#### [TASK TO CARRY OUT]
Extract every record, keeping each one exactly as it is.

## BEGIN DATASET ENTRIES

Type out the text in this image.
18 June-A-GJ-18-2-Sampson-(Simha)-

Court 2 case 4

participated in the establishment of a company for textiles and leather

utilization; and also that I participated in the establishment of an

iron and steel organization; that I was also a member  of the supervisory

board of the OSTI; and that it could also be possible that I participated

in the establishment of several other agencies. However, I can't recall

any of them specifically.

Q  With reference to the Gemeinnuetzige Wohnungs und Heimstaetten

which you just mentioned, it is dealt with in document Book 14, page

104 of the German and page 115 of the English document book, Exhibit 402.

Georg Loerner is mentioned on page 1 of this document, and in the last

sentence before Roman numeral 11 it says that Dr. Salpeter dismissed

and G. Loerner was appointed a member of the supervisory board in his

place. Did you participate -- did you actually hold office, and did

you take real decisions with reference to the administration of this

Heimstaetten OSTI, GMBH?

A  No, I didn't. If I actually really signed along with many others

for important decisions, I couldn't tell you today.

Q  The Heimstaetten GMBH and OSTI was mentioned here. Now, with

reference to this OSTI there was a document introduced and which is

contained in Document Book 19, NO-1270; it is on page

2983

## END DATASET ENTRIES

#### [RESPONSE TO THIS TASK]
Type out the text in this image.
18 June-A-GJ-18-2-Sampson-(Simha)-

Court 2 case 4

participated in the establishment of a company for textiles and leather

utilization; and also that I participated in the establishment of an

iron and steel organization; that I was also a member  of the supervisory

board of the OSTI; and that it could also be possible that I participated

in the establishment of several other agencies. However, I can't recall

any of them specifically.

Q  With reference to the Gemeinnuetzige Wohnungs und Heimstaetten

which you just mentioned, it is dealt with in document Book 14, page

104 of the German and page 115 of the English document book, Exhibit 402.

Georg Loerner is mentioned on page 1 of this document, and in the last

sentence before Roman numeral 11 it says that Dr. Salpeter dismissed

and G. Loerner was appointed a member of the supervisory board in his

place. Did you participate -- did you actually hold office, and did

you take real decisions with reference to the administration of this

Heimstaetten OSTI, GMBH?

A  No, I didn't. If I actually really signed along with many others

for important decisions, I couldn't tell you today.

Q  The Heimstaetten GMBH and OSTI was mentioned here. Now, with

reference to this OSTI there was a document introduced and which is

contained in Document Book 19, NO-1270; it is on page

2983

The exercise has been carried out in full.